** Start **
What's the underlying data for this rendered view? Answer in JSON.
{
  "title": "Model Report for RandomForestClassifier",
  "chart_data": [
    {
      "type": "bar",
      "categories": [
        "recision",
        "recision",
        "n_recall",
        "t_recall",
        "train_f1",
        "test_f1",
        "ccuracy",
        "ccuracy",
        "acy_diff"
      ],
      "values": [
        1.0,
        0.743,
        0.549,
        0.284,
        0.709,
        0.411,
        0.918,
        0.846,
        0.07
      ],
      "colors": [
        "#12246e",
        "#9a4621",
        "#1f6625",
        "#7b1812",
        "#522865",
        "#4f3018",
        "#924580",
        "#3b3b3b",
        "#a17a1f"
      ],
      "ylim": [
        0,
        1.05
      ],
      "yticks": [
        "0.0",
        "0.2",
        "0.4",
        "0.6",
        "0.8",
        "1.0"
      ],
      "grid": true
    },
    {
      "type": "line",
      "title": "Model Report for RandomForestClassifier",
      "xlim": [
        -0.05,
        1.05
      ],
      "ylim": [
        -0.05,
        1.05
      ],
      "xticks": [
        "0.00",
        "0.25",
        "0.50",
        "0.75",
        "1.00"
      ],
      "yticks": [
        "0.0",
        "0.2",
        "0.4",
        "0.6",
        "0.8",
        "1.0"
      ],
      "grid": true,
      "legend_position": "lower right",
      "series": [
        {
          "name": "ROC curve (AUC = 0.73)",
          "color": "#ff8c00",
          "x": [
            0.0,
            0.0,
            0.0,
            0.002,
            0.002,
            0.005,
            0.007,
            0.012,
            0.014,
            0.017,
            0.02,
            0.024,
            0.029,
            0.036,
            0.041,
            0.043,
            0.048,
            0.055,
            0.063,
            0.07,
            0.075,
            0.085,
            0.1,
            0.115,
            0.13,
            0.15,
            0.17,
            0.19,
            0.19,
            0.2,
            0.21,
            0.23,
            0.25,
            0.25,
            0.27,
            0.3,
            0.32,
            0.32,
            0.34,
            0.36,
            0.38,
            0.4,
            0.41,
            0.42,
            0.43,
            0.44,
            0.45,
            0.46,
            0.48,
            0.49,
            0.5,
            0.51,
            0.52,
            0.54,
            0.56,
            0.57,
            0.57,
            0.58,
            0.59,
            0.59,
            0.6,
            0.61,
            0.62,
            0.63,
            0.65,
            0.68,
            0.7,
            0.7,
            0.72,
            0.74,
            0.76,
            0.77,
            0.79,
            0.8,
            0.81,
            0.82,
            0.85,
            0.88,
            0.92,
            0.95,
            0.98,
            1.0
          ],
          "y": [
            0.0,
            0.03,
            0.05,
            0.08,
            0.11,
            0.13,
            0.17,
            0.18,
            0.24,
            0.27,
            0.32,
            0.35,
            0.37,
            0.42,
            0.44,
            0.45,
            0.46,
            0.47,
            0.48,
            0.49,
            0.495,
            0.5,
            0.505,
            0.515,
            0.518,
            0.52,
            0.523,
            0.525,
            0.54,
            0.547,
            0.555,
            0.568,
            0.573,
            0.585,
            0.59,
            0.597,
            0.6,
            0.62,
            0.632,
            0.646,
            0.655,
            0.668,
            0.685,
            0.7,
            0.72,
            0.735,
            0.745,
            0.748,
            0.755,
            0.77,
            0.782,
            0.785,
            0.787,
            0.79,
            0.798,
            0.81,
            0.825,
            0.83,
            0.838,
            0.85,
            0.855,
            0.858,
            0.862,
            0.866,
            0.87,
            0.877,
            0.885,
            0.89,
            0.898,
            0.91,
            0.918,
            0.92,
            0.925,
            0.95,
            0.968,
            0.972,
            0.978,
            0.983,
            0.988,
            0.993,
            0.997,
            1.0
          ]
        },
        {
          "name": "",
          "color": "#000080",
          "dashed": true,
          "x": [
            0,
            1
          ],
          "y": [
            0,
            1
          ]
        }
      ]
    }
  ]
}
** End **
Given instruction.
Using the records above, list each line that includes "title".

Correct answer.
  "title": "Model Report for RandomForestClassifier",
      "title": "Model Report for RandomForestClassifier",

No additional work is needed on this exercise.